** Start Raw records **
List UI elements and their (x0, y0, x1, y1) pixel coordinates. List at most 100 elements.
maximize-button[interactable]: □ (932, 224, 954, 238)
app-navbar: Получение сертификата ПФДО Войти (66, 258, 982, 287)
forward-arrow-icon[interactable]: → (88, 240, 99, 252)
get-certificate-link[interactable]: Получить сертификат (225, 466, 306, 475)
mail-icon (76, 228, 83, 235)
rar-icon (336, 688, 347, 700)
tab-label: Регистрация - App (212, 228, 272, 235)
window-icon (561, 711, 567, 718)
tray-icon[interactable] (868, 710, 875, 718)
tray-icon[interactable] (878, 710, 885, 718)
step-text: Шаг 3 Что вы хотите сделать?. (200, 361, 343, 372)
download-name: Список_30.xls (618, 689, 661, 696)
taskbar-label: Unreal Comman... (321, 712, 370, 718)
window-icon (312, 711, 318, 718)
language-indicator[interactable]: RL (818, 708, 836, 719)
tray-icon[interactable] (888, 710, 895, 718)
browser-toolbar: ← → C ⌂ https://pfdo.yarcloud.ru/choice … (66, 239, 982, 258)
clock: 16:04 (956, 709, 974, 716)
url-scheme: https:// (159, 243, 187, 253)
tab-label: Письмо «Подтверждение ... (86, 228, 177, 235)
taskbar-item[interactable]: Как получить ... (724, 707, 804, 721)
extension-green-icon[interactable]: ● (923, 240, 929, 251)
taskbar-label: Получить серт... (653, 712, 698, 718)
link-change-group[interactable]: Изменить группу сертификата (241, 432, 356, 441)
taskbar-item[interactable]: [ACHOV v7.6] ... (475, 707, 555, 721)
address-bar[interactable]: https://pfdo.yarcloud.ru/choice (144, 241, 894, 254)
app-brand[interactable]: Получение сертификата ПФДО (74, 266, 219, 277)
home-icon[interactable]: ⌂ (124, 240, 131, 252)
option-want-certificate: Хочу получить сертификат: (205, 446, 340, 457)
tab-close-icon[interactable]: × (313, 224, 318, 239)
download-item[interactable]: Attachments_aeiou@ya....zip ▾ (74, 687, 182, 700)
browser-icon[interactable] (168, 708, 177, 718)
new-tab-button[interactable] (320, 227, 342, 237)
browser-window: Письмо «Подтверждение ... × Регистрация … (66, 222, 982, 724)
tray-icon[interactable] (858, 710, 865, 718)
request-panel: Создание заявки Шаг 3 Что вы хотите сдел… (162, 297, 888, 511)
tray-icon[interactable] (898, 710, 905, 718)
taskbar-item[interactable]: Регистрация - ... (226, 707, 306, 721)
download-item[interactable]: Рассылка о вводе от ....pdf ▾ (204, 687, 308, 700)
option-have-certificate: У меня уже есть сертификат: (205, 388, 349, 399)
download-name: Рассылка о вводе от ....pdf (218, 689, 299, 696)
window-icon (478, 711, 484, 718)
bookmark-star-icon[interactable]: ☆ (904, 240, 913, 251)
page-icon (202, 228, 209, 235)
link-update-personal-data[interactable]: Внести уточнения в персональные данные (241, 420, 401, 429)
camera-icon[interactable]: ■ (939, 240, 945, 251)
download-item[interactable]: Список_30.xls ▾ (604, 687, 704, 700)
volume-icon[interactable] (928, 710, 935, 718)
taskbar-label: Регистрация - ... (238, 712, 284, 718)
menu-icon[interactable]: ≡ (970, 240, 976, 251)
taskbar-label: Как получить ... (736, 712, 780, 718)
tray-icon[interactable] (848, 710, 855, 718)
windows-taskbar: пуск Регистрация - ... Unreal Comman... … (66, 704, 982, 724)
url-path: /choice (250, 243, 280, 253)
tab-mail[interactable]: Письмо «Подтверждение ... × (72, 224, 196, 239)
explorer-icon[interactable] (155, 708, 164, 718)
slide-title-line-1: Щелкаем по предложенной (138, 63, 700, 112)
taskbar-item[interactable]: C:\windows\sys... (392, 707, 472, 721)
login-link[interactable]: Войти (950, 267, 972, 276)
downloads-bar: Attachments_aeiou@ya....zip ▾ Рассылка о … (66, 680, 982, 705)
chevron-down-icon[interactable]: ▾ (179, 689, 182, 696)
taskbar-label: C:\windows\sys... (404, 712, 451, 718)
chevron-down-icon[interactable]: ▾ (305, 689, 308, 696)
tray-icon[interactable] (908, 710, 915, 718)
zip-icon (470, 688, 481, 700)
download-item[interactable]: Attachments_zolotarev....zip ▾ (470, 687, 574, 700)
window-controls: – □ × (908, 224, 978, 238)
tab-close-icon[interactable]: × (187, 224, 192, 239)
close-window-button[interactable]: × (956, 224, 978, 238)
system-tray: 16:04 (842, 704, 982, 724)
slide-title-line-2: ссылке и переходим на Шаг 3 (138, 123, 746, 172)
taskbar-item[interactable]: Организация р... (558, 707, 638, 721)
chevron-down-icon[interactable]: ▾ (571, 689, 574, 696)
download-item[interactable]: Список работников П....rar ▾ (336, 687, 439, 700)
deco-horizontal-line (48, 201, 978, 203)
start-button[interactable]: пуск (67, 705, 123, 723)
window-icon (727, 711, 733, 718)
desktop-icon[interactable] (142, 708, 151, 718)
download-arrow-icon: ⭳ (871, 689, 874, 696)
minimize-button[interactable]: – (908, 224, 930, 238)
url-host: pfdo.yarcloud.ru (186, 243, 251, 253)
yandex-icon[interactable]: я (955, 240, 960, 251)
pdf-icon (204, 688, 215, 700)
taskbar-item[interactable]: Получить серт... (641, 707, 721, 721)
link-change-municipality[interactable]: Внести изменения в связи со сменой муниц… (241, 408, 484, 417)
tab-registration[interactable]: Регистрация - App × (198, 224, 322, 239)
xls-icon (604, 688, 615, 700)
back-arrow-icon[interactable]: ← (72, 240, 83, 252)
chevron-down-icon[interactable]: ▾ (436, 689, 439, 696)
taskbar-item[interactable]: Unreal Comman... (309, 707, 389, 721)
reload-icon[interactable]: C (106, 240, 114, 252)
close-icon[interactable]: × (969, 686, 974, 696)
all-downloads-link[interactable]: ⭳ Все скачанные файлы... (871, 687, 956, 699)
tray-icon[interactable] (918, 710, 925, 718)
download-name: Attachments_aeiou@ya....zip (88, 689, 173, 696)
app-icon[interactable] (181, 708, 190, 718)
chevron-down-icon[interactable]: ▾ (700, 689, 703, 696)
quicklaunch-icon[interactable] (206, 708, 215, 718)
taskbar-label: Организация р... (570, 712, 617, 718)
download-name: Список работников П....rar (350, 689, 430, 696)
** End Raw records **
Work to do:
Return the rows from the very first line down to the line containing "download-name: Список_30.xls (618, 689, 661, 696)", inclusive, copying each one character for character.

Exercise result:
List UI elements and their (x0, y0, x1, y1) pixel coordinates. List at most 100 elements.
maximize-button[interactable]: □ (932, 224, 954, 238)
app-navbar: Получение сертификата ПФДО Войти (66, 258, 982, 287)
forward-arrow-icon[interactable]: → (88, 240, 99, 252)
get-certificate-link[interactable]: Получить сертификат (225, 466, 306, 475)
mail-icon (76, 228, 83, 235)
rar-icon (336, 688, 347, 700)
tab-label: Регистрация - App (212, 228, 272, 235)
window-icon (561, 711, 567, 718)
tray-icon[interactable] (868, 710, 875, 718)
tray-icon[interactable] (878, 710, 885, 718)
step-text: Шаг 3 Что вы хотите сделать?. (200, 361, 343, 372)
download-name: Список_30.xls (618, 689, 661, 696)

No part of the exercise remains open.